[start TEXT PASSAGE]

[WebAssembly] LTO: Honor comdat groups when loading bitcode files

But don't apply comdat groups when loading the LTO object files.
This is basically the same logic used by the ELF linker.

Differential Revision: https://reviews.llvm.org/D61924

llvm-svn: 360782
diff --git a/lld/test/wasm/lto/comdat.ll b/lld/test/wasm/lto/comdat.ll
new file mode 100644
index 0000000..446469c
--- /dev/null
+++ b/lld/test/wasm/lto/comdat.ll
@@ -0,0 +1,15 @@
+; Verify that comdat symbols can be defined in LTO objects.  We had a
+; regression where the comdat handling code was causing symbol in the lto object
+; to be ignored.
+; RUN: llvm-as %s -o %t.o
+; RUN: wasm-ld %t.o %t.o -o %t.wasm
+
+target datalayout = "e-m:e-p:32:32-i64:64-n32:64-S128"
+target triple = "wasm32-unknown-unknown"
+
+$foo = comdat any
+
+define linkonce_odr void @_start() comdat($foo) {
+entry:
+  ret void
+}
diff --git a/lld/wasm/InputFiles.cpp b/lld/wasm/InputFiles.cpp
index f6c72f4..9699b8f 100644
--- a/lld/wasm/InputFiles.cpp
+++ b/lld/wasm/InputFiles.cpp
@@ -60,7 +60,7 @@
 }
 
 void ObjFile::dumpInfo() const {
-  log("info for: " + getName() +
+  log("info for: " + toString(this) +
       "\n              Symbols : " + Twine(Symbols.size()) +
       "\n     Function Imports : " + Twine(WasmObj->getNumImportedFunctions()) +
       "\n       Global Imports : " + Twine(WasmObj->getNumImportedGlobals()) +
@@ -232,7 +232,7 @@
   }
 }
 
-void ObjFile::parse() {
+void ObjFile::parse(bool IgnoreComdats) {
   // Parse a memory buffer as a wasm file.
   LLVM_DEBUG(dbgs() << "Parsing object: " << toString(this) << "\n");
   std::unique_ptr<Binary> Bin = CHECK(createBinary(MB), toString(this));
@@ -283,9 +283,11 @@
   TypeIsUsed.resize(getWasmObj()->types().size(), false);
 
   ArrayRef<StringRef> Comdats = WasmObj->linkingData().Comdats;
-  UsedComdats.resize(Comdats.size());
   for (unsigned I = 0; I < Comdats.size(); ++I)

[end TEXT PASSAGE]
[start INFORMATION PROVIDED]

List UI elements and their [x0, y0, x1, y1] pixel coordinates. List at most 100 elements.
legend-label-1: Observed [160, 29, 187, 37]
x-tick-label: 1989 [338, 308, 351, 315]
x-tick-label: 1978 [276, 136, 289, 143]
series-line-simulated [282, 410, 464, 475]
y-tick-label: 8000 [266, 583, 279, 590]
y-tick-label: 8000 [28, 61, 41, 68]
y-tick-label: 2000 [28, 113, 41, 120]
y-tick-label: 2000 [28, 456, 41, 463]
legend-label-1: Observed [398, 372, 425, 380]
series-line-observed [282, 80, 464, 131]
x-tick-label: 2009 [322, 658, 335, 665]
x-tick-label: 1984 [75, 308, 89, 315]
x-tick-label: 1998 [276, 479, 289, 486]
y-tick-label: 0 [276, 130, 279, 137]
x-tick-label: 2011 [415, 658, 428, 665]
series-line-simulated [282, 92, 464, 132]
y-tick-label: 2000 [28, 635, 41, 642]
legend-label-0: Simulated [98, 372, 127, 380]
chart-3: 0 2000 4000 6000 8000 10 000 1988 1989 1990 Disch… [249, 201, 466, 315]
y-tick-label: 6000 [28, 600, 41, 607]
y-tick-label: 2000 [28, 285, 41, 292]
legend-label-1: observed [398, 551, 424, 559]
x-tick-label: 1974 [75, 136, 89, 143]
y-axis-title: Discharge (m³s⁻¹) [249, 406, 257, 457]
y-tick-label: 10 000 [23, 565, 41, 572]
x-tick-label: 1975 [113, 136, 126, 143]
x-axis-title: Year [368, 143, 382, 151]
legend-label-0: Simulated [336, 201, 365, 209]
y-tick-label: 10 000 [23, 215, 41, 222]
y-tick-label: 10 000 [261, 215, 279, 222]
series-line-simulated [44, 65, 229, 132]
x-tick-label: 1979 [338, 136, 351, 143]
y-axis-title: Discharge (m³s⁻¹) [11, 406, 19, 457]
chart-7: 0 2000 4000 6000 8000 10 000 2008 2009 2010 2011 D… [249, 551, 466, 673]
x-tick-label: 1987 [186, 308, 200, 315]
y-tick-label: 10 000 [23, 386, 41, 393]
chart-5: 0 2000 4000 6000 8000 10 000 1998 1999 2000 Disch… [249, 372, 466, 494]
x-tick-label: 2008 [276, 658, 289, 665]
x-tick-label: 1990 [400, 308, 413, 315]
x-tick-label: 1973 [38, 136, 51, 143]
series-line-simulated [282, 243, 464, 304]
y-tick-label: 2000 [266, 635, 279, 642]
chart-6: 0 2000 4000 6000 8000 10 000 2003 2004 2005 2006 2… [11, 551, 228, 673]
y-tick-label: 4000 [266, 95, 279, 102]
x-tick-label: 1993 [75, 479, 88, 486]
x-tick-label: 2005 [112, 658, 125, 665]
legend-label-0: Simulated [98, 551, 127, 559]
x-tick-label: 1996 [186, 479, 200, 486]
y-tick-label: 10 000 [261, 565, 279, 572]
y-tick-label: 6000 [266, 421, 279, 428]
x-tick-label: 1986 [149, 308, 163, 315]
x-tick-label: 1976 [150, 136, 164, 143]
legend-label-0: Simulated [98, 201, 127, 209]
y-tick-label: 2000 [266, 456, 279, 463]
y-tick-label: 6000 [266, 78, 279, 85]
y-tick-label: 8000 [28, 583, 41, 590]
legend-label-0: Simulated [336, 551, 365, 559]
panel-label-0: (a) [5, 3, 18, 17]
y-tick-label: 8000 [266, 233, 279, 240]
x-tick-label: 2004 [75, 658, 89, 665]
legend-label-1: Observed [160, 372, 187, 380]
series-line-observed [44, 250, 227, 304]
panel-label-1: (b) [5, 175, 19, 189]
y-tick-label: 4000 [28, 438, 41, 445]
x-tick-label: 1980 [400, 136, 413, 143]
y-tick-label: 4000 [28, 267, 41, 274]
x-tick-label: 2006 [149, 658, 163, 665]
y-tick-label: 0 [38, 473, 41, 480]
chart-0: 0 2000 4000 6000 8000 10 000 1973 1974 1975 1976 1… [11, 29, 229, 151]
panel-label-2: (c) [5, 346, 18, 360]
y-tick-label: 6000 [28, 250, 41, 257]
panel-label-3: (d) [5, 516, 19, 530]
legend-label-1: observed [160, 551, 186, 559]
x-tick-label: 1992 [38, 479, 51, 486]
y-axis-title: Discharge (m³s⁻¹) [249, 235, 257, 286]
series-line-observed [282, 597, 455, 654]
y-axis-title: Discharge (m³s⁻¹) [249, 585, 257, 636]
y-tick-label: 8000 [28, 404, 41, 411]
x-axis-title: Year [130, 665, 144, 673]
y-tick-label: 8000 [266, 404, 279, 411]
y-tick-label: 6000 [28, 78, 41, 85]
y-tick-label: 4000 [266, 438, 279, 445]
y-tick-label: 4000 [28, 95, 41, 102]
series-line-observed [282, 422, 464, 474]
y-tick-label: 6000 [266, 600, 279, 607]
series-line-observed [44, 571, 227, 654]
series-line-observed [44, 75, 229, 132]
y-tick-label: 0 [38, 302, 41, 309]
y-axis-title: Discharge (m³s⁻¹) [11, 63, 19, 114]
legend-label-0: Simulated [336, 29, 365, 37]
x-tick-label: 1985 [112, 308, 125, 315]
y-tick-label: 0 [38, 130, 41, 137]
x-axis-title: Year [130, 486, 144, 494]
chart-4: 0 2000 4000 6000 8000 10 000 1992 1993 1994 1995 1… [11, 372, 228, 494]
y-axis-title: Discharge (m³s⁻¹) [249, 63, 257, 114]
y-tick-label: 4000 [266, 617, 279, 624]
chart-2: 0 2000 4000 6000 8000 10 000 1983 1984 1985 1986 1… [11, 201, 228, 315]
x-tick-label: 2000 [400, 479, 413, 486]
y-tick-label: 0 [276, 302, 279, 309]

[end INFORMATION PROVIDED]

» TASKS AND EXERCISES:
1. Answer these from the commit diff:
(a) Which linker's logic is this change said to basically follow?
(b) What target triple does the new test file declare?
(c) What parameter is added to ObjFile::parse?
2. Carry on the commit diff for WebAssembly LTO comdat handling, starting after its last line.
The records play no part in these tasks.

» ANSWERS FOR THE TASKS:
1.
(a) The ELF linker.
(b) wasm32-unknown-unknown
(c) bool IgnoreComdats

2.
-    UsedComdats[I] = Symtab->addComdat(Comdats[I]);
+    if (IgnoreComdats)
+      KeptComdats.push_back(true);
+    else
+      KeptComdats.push_back(Symtab->addComdat(Comdats[I]));
 
   // Populate `Segments`.
   for (const WasmSegment &S : WasmObj->dataSegments())
@@ -326,7 +328,7 @@
   uint32_t C = Chunk->getComdat();
   if (C == UINT32_MAX)
     return false;
-  return !UsedComdats[C];
+  return !KeptComdats[C];
 }
 
 FunctionSymbol *ObjFile::getFunctionSymbol(uint32_t Index) const {
@@ -427,7 +429,7 @@
   llvm_unreachable("unknown symbol kind");
 }
 
-void ArchiveFile::parse() {
+void ArchiveFile::parse(bool IgnoreComdats) {
   // Parse a MemoryBufferRef as an archive file.
   LLVM_DEBUG(dbgs() << "Parsing library: " << toString(this) << "\n");
   File = CHECK(Archive::create(MB), toString(this));
@@ -474,14 +476,18 @@
   llvm_unreachable("unknown visibility");
 }
 
-static Symbol *createBitcodeSymbol(const lto::InputFile::Symbol &ObjSym,
+static Symbol *createBitcodeSymbol(const std::vector<bool> &KeptComdats,
+                                   const lto::InputFile::Symbol &ObjSym,
                                    BitcodeFile &F) {
   StringRef Name = Saver.save(ObjSym.getName());
 
   uint32_t Flags = ObjSym.isWeak() ? WASM_SYMBOL_BINDING_WEAK : 0;
   Flags |= mapVisibility(ObjSym.getVisibility());
 
-  if (ObjSym.isUndefined()) {
+  int C = ObjSym.getComdatIndex();
+  bool ExcludedByComdat = C != -1 && !KeptComdats[C];
+
+  if (ObjSym.isUndefined() || ExcludedByComdat) {
     if (ObjSym.isExecutable())
       return Symtab->addUndefinedFunction(Name, Name, DefaultModule, Flags, &F,
                                           nullptr);
@@ -493,7 +499,7 @@
   return Symtab->addDefinedData(Name, Flags, &F, nullptr, 0, 0);
 }
 
-void BitcodeFile::parse() {
+void BitcodeFile::parse(bool IgnoreComdats) {
   Obj = check(lto::InputFile::create(MemoryBufferRef(
       MB.getBuffer(), Saver.save(ArchiveName + MB.getBufferIdentifier()))));
   Triple T(Obj->getTargetTriple());
@@ -501,9 +507,15 @@
     error(toString(MB.getBufferIdentifier()) + ": machine type must be wasm32");
     return;
   }
+  std::vector<bool> KeptComdats;
+  for (StringRef S : Obj->getComdatTable())
+    if (IgnoreComdats)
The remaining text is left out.